— START OF MATERIAL PROVIDED —

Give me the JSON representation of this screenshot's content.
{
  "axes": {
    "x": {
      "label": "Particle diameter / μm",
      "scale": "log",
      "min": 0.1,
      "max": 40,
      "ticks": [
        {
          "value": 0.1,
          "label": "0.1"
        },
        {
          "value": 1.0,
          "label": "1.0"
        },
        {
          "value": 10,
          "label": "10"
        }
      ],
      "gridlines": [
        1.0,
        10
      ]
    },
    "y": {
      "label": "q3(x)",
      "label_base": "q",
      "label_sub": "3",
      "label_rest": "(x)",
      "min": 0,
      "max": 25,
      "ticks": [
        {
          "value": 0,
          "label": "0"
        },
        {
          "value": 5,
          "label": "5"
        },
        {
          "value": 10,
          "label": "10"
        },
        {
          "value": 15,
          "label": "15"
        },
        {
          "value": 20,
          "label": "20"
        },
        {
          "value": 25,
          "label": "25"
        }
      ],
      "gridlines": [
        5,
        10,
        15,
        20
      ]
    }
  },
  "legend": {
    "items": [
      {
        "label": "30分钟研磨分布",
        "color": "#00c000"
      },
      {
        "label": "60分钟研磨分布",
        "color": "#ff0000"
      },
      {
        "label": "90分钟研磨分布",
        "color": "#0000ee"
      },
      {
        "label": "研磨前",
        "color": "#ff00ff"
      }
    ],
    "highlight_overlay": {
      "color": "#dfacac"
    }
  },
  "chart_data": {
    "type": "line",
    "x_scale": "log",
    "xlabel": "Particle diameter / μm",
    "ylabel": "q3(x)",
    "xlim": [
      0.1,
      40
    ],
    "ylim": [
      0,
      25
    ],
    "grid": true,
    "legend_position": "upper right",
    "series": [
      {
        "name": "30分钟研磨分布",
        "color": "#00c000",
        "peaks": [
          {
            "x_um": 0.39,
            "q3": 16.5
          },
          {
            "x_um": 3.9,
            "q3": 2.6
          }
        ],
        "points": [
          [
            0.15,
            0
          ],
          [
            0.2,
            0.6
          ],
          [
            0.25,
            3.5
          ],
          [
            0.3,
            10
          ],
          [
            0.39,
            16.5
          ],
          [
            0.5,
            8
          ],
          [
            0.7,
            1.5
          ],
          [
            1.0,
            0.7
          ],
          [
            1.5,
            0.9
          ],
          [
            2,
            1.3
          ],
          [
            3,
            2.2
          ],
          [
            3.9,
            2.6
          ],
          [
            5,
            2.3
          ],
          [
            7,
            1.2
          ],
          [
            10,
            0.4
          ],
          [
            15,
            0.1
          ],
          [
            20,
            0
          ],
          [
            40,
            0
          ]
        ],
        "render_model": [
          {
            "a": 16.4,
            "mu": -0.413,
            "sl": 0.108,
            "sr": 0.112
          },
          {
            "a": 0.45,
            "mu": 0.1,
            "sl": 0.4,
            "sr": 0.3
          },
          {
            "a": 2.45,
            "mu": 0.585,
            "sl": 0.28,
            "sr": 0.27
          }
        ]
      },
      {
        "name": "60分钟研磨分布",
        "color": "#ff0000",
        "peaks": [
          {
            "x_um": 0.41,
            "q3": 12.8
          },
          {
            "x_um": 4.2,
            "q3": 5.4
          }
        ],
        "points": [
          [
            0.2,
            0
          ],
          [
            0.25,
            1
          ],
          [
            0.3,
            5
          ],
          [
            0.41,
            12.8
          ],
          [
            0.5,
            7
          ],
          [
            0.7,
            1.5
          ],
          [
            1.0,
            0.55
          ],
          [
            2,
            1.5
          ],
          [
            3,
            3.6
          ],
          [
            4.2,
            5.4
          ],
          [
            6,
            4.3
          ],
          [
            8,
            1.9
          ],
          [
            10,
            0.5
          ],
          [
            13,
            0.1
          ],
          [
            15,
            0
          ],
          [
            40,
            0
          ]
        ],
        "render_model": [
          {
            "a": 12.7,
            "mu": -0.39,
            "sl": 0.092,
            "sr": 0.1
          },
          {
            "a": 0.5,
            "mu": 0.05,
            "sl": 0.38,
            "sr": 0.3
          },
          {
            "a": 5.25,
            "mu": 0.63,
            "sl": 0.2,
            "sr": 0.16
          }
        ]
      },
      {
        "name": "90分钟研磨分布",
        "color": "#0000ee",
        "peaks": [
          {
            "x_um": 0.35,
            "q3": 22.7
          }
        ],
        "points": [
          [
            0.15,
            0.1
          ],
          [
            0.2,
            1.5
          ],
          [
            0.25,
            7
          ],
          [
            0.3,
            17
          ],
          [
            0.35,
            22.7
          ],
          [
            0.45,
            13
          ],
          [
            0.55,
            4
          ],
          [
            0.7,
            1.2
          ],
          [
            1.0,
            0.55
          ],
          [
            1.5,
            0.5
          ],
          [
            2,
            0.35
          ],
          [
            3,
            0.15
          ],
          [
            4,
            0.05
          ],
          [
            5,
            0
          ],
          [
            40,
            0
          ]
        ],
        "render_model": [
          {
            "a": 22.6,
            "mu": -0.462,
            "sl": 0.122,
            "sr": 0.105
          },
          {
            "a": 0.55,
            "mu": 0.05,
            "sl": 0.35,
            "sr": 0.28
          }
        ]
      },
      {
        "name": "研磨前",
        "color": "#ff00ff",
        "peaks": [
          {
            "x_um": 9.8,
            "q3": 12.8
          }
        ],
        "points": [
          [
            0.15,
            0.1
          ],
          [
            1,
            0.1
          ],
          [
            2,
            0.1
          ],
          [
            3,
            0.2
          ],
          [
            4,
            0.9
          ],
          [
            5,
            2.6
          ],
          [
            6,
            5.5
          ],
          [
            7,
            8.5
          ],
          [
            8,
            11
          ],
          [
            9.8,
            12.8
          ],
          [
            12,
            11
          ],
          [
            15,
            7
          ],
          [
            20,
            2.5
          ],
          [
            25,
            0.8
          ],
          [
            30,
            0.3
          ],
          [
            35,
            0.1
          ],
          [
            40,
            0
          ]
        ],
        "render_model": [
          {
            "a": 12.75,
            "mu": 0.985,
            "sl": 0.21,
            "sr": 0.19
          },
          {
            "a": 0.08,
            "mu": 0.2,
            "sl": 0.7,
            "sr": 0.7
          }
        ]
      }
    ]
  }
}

— END OF MATERIAL PROVIDED —

INSTRUCTIONS TO FOLLOW
Repeat the whole listing exactly, keeping every line intact.

FINAL ANSWER
Give me the JSON representation of this screenshot's content.
{
  "axes": {
    "x": {
      "label": "Particle diameter / μm",
      "scale": "log",
      "min": 0.1,
      "max": 40,
      "ticks": [
        {
          "value": 0.1,
          "label": "0.1"
        },
        {
          "value": 1.0,
          "label": "1.0"
        },
        {
          "value": 10,
          "label": "10"
        }
      ],
      "gridlines": [
        1.0,
        10
      ]
    },
    "y": {
      "label": "q3(x)",
      "label_base": "q",
      "label_sub": "3",
      "label_rest": "(x)",
      "min": 0,
      "max": 25,
      "ticks": [
        {
          "value": 0,
          "label": "0"
        },
        {
          "value": 5,
          "label": "5"
        },
        {
          "value": 10,
          "label": "10"
        },
        {
          "value": 15,
          "label": "15"
        },
        {
          "value": 20,
          "label": "20"
        },
        {
          "value": 25,
          "label": "25"
        }
      ],
      "gridlines": [
        5,
        10,
        15,
        20
      ]
    }
  },
  "legend": {
    "items": [
      {
        "label": "30分钟研磨分布",
        "color": "#00c000"
      },
      {
        "label": "60分钟研磨分布",
        "color": "#ff0000"
      },
      {
        "label": "90分钟研磨分布",
        "color": "#0000ee"
      },
      {
        "label": "研磨前",
        "color": "#ff00ff"
      }
    ],
    "highlight_overlay": {
      "color": "#dfacac"
    }
  },
  "chart_data": {
    "type": "line",
    "x_scale": "log",
    "xlabel": "Particle diameter / μm",
    "ylabel": "q3(x)",
    "xlim": [
      0.1,
      40
    ],
    "ylim": [
      0,
      25
    ],
    "grid": true,
    "legend_position": "upper right",
    "series": [
      {
        "name": "30分钟研磨分布",
        "color": "#00c000",
        "peaks": [
          {
            "x_um": 0.39,
            "q3": 16.5
          },
          {
            "x_um": 3.9,
            "q3": 2.6
          }
        ],
        "points": [
          [
            0.15,
            0
          ],
          [
            0.2,
            0.6
          ],
          [
            0.25,
            3.5
          ],
          [
            0.3,
            10
          ],
          [
            0.39,
            16.5
          ],
          [
            0.5,
            8
          ],
          [
            0.7,
            1.5
          ],
          [
            1.0,
            0.7
          ],
          [
            1.5,
            0.9
          ],
          [
            2,
            1.3
          ],
          [
            3,
            2.2
          ],
          [
            3.9,
            2.6
          ],
          [
            5,
            2.3
          ],
          [
            7,
            1.2
          ],
          [
            10,
            0.4
          ],
          [
            15,
            0.1
          ],
          [
            20,
            0
          ],
          [
            40,
            0
          ]
        ],
        "render_model": [
          {
            "a": 16.4,
            "mu": -0.413,
            "sl": 0.108,
            "sr": 0.112
          },
          {
            "a": 0.45,
            "mu": 0.1,
            "sl": 0.4,
            "sr": 0.3
          },
          {
            "a": 2.45,
            "mu": 0.585,
            "sl": 0.28,
            "sr": 0.27
          }
        ]
      },
      {
        "name": "60分钟研磨分布",
        "color": "#ff0000",
        "peaks": [
          {
            "x_um": 0.41,
            "q3": 12.8
          },
          {
            "x_um": 4.2,
            "q3": 5.4
          }
        ],
        "points": [
          [
            0.2,
            0
          ],
          [
            0.25,
            1
          ],
          [
            0.3,
            5
          ],
          [
            0.41,
            12.8
          ],
          [
            0.5,
            7
          ],
          [
            0.7,
            1.5
          ],
          [
            1.0,
            0.55
          ],
          [
            2,
            1.5
          ],
          [
            3,
            3.6
          ],
          [
            4.2,
            5.4
          ],
          [
            6,
            4.3
          ],
          [
            8,
            1.9
          ],
          [
            10,
            0.5
          ],
          [
            13,
            0.1
          ],
          [
            15,
            0
          ],
          [
            40,
            0
          ]
        ],
        "render_model": [
          {
            "a": 12.7,
            "mu": -0.39,
            "sl": 0.092,
            "sr": 0.1
          },
          {
            "a": 0.5,
            "mu": 0.05,
            "sl": 0.38,
            "sr": 0.3
          },
          {
            "a": 5.25,
            "mu": 0.63,
            "sl": 0.2,
            "sr": 0.16
          }
        ]
      },
      {
        "name": "90分钟研磨分布",
        "color": "#0000ee",
        "peaks": [
          {
            "x_um": 0.35,
            "q3": 22.7
          }
        ],
        "points": [
          [
            0.15,
            0.1
          ],
          [
            0.2,
            1.5
          ],
          [
            0.25,
            7
          ],
          [
            0.3,
            17
          ],
          [
            0.35,
            22.7
          ],
          [
            0.45,
            13
          ],
          [
            0.55,
            4
          ],
          [
            0.7,
            1.2
          ],
          [
            1.0,
            0.55
          ],
          [
            1.5,
            0.5
          ],
          [
            2,
            0.35
          ],
          [
            3,
            0.15
          ],
          [
            4,
            0.05
          ],
          [
            5,
            0
          ],
          [
            40,
            0
          ]
        ],
        "render_model": [
          {
            "a": 22.6,
            "mu": -0.462,
            "sl": 0.122,
            "sr": 0.105
          },
          {
            "a": 0.55,
            "mu": 0.05,
            "sl": 0.35,
            "sr": 0.28
          }
        ]
      },
      {
        "name": "研磨前",
        "color": "#ff00ff",
        "peaks": [
          {
            "x_um": 9.8,
            "q3": 12.8
          }
        ],
        "points": [
          [
            0.15,
            0.1
          ],
          [
            1,
            0.1
          ],
          [
            2,
            0.1
          ],
          [
            3,
            0.2
          ],
          [
            4,
            0.9
          ],
          [
            5,
            2.6
          ],
          [
            6,
            5.5
          ],
          [
            7,
            8.5
          ],
          [
            8,
            11
          ],
          [
            9.8,
            12.8
          ],
          [
            12,
            11
          ],
          [
            15,
            7
          ],
          [
            20,
            2.5
          ],
          [
            25,
            0.8
          ],
          [
            30,
            0.3
          ],
          [
            35,
            0.1
          ],
          [
            40,
            0
          ]
        ],
        "render_model": [
          {
            "a": 12.75,
            "mu": 0.985,
            "sl": 0.21,
            "sr": 0.19
          },
          {
            "a": 0.08,
            "mu": 0.2,
            "sl": 0.7,
            "sr": 0.7
          }
        ]
      }
    ]
  }
}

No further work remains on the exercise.